■ **Text passage**
But that's not the point of the story.   Fast-forward thirty-eight years, to last week in fact, and I will get to the point, which was the phone call I received from the University of New Mexico.  Seems that during the renovations to Hodgin Hall, a workman found a wallet under a stair that they were disassembling.  He turned it in to the University, and among the random remains were my old student ID,  a schedule of classes, and my Massachusetts driver's license.  From those clues UNM was able to track me down, find my cellphone number, and contact me.



After asking me if I remembered having lost my wallet (I did not), and assuring me that the wallet contained no cash (probably never did, those days being the early part of my suffering for art period), they took my address, and promised to send me my wallet.

Which they did.  I received it in the mail on Monday, and it contained:
        
          - aforementioned Driver's License, Schedule and Student ID


          - Social Security Card (original, issued in 1965)

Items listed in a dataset

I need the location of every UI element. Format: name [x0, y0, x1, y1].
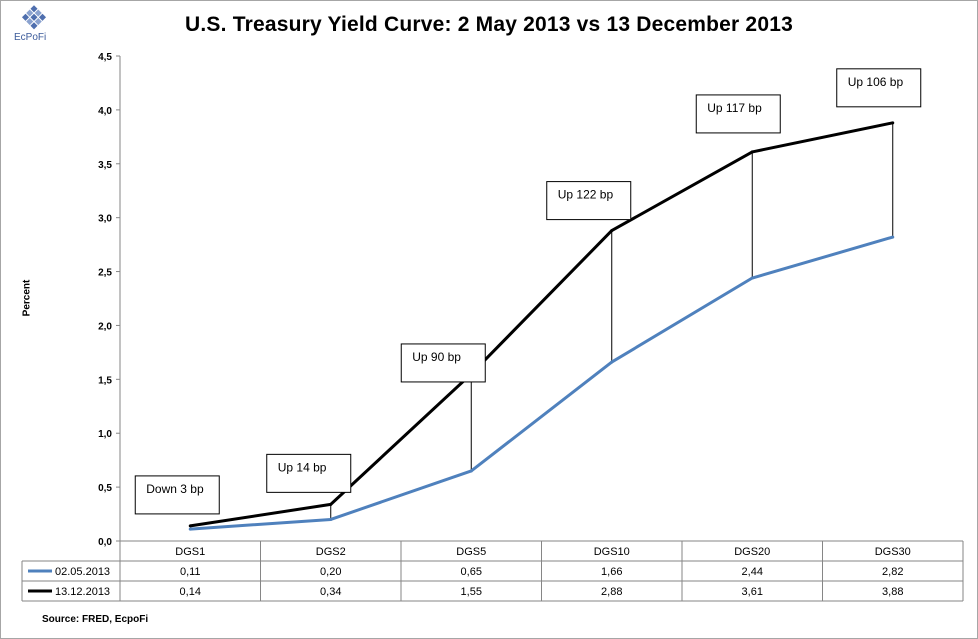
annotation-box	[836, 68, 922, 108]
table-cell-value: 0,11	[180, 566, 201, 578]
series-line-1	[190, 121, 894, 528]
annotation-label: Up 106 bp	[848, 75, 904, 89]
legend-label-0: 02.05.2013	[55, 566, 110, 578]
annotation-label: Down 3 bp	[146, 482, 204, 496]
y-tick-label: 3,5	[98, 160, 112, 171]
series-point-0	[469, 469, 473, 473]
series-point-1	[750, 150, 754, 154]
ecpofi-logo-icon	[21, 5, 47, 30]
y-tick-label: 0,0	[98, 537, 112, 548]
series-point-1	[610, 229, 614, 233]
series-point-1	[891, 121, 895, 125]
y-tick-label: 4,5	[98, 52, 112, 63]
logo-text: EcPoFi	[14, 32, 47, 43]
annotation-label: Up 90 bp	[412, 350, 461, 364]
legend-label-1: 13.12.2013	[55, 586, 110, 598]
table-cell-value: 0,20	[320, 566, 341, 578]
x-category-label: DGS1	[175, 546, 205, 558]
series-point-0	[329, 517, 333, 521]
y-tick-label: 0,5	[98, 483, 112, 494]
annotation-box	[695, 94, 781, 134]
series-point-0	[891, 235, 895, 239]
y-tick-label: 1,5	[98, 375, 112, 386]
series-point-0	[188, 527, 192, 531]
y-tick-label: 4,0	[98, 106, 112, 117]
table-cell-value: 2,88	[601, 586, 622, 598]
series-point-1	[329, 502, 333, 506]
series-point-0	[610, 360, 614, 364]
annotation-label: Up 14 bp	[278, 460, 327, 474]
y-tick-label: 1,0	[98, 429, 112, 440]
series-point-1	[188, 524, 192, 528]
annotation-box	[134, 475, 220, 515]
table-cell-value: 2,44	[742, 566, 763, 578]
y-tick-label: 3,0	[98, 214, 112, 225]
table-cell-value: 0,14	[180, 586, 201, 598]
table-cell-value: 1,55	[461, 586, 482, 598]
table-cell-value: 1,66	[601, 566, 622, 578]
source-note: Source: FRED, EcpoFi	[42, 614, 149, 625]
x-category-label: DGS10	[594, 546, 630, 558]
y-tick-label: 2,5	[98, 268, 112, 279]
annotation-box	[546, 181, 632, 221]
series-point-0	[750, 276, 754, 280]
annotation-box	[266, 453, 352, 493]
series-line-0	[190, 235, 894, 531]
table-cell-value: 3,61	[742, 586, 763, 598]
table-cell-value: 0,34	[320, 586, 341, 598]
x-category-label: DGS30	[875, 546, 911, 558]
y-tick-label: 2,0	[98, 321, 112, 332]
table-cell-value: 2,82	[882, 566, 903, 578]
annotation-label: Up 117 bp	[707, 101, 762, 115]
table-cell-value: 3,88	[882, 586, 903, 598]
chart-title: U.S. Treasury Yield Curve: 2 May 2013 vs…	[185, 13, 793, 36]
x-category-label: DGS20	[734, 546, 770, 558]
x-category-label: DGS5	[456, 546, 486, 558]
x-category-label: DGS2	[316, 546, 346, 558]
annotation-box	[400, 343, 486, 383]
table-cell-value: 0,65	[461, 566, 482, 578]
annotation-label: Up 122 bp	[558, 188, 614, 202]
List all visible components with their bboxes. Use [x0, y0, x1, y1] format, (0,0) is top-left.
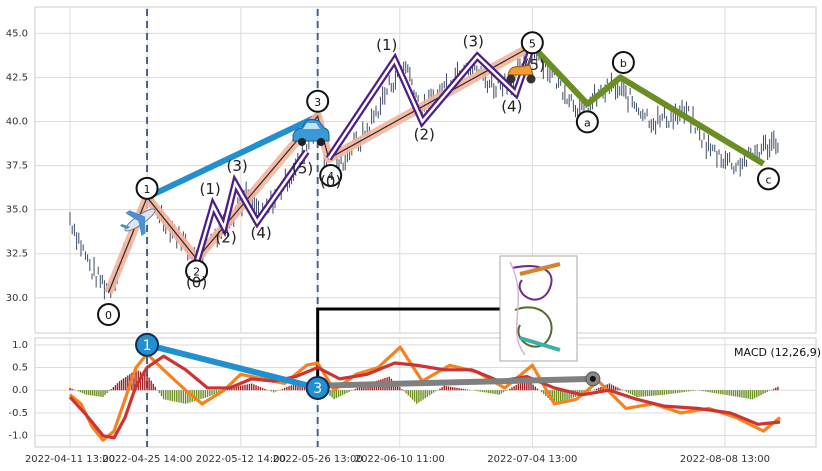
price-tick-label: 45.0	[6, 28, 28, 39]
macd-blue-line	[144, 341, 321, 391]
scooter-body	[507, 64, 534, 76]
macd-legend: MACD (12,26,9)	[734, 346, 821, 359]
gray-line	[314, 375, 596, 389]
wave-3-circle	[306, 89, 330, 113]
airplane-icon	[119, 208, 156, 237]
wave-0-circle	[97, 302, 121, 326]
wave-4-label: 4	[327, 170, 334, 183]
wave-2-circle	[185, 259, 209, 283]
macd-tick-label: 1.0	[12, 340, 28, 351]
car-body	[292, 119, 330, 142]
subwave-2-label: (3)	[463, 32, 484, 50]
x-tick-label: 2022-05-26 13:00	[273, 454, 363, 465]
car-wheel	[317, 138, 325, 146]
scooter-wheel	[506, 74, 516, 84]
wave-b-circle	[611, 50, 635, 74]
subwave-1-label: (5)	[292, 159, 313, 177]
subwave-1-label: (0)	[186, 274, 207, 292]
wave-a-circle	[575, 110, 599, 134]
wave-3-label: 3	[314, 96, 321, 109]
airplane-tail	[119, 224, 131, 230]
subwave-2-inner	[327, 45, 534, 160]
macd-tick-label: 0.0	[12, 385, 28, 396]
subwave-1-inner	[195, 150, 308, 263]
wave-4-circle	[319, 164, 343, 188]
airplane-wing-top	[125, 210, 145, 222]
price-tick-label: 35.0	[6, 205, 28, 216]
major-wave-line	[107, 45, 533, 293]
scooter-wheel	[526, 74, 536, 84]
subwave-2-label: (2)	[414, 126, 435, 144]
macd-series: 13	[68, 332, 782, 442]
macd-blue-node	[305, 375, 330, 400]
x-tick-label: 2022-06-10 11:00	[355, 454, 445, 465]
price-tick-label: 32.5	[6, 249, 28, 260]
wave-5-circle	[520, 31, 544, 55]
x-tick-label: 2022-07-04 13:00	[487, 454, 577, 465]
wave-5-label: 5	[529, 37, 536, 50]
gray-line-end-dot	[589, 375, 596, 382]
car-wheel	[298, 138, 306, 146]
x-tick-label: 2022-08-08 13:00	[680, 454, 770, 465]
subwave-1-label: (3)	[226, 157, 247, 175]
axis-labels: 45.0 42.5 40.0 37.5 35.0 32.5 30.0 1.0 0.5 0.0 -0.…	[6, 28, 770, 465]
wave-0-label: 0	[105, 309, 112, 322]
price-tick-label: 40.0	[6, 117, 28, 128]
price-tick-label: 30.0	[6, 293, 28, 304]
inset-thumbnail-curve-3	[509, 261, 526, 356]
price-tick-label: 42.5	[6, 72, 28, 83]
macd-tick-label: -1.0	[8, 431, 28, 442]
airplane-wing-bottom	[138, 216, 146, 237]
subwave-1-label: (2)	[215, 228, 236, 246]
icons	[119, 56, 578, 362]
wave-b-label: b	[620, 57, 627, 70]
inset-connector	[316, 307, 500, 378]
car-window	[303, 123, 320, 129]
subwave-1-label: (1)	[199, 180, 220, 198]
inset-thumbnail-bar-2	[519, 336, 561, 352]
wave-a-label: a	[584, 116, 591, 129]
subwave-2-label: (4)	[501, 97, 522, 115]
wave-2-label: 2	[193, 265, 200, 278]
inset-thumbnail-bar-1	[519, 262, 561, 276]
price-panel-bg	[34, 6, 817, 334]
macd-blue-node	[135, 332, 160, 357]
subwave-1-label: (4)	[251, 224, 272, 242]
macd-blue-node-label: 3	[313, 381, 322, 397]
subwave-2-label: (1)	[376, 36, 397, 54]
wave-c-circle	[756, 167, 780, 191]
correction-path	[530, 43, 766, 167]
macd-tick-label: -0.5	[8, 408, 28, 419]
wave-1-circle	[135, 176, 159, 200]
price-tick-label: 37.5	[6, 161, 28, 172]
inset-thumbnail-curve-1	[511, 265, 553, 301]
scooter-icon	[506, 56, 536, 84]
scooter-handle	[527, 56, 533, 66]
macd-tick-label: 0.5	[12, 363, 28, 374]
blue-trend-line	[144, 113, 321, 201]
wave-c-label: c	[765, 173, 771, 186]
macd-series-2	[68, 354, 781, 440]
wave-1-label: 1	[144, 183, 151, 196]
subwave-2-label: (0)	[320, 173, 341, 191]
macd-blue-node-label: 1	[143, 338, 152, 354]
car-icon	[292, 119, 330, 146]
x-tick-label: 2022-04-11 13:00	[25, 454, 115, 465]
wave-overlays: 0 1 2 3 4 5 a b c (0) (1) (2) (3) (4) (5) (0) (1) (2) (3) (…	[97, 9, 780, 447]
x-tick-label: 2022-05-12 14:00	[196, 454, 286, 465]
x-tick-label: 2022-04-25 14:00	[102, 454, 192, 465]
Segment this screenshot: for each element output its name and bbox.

■ **Set problem 1**
Put this sentence from the lost-wallet story into Spanish: "From those clues UNM was able to track me down, find my cellphone number, and contact me."
■ **Set problem 2**
Carry on the lost-wallet story from its last line with a few more sentences in the same voice.

■ **Expected answer 1**
A partir de esas pistas, la UNM pudo localizarme, encontrar mi número de celular y ponerse en contacto conmigo.

■ **Expected answer 2**
          - Selective Service Registration Certificate (the draft, Viet Nam, et al)
          - Selective Service Classification (1-A, yoiks, that's cannon fodder baby)


          - picture of my kid sister Kathleen
          - picture of my previous girlfriend, and her Athletic ID Card
          - scrap from a faux short story about Tom and previous girlfriend
          - miscellaneous business cards, and memberships
          - receipt for a repair to my Empire turntable
          - receipt for a pair of hiking boots
          - telephone numbers, with word game entries scribbled on the back

And all that detritus serves is to bring back memories of times that are now relegated to history books.  The Viet Nam War (student bayonetted during protest on UNM campus the previous summer).  George McGovern (about to get his clock cleaned by Dick Nixon, winning only Massachusetts and the District of Columbia).  Watergate (two years to resignation).  Cambodia.  Earth Day.  The Civil Rights Movement.  The Women's Movement.  Viva la Raza.  Ceasar Chavez.  The Godfather.  The American Poetry Review.  All of those disparate things that somehow came together as a life.  Infinite quantum decisions that once made could never have been any other way.  Decisions that define who I became.  

And who I did not.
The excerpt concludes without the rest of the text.